> _Extracted information_
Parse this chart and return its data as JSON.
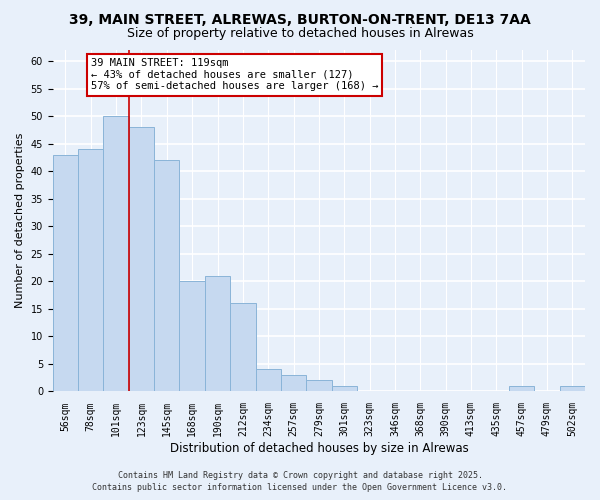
{
  "title": "39, MAIN STREET, ALREWAS, BURTON-ON-TRENT, DE13 7AA",
  "subtitle": "Size of property relative to detached houses in Alrewas",
  "xlabel": "Distribution of detached houses by size in Alrewas",
  "ylabel": "Number of detached properties",
  "bar_labels": [
    "56sqm",
    "78sqm",
    "101sqm",
    "123sqm",
    "145sqm",
    "168sqm",
    "190sqm",
    "212sqm",
    "234sqm",
    "257sqm",
    "279sqm",
    "301sqm",
    "323sqm",
    "346sqm",
    "368sqm",
    "390sqm",
    "413sqm",
    "435sqm",
    "457sqm",
    "479sqm",
    "502sqm"
  ],
  "bar_values": [
    43,
    44,
    50,
    48,
    42,
    20,
    21,
    16,
    4,
    3,
    2,
    1,
    0,
    0,
    0,
    0,
    0,
    0,
    1,
    0,
    1
  ],
  "bar_color": "#c6d9f0",
  "bar_edge_color": "#8ab4d8",
  "ylim": [
    0,
    62
  ],
  "yticks": [
    0,
    5,
    10,
    15,
    20,
    25,
    30,
    35,
    40,
    45,
    50,
    55,
    60
  ],
  "vline_x": 2.5,
  "vline_color": "#cc0000",
  "annotation_line1": "39 MAIN STREET: 119sqm",
  "annotation_line2": "← 43% of detached houses are smaller (127)",
  "annotation_line3": "57% of semi-detached houses are larger (168) →",
  "annotation_box_color": "#ffffff",
  "annotation_box_edge": "#cc0000",
  "bg_color": "#e8f0fa",
  "plot_bg_color": "#e8f0fa",
  "footer1": "Contains HM Land Registry data © Crown copyright and database right 2025.",
  "footer2": "Contains public sector information licensed under the Open Government Licence v3.0.",
  "title_fontsize": 10,
  "subtitle_fontsize": 9,
  "xlabel_fontsize": 8.5,
  "ylabel_fontsize": 8,
  "tick_fontsize": 7,
  "annotation_fontsize": 7.5,
  "footer_fontsize": 6
}
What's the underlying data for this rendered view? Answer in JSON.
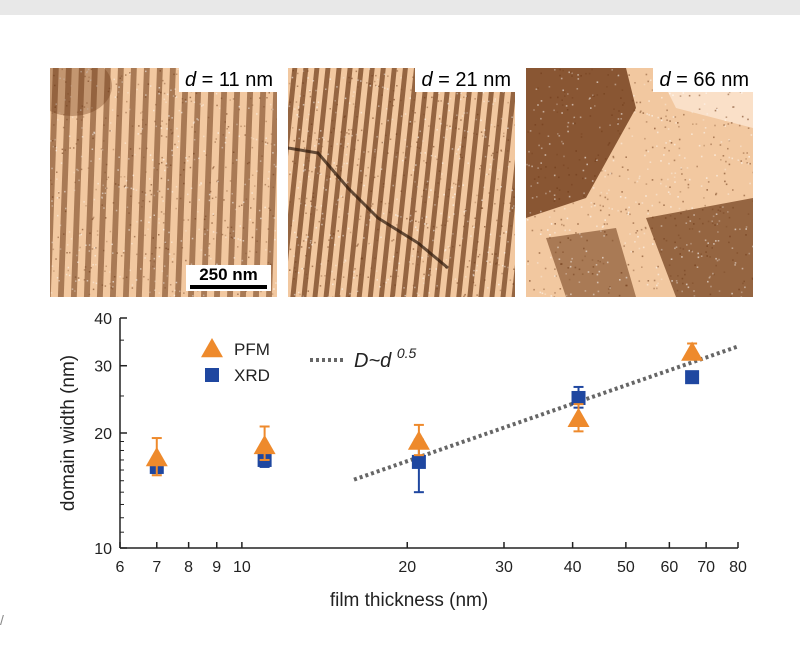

> _Problem to work on_
Review the material and copy each line in which the word "MAIN" appears.

> _Result below_
  "title": "39, MAIN STREET, ALREWAS, BURTON-ON-TRENT, DE13 7AA",
  "annotation_line1": "39 MAIN STREET: 119sqm",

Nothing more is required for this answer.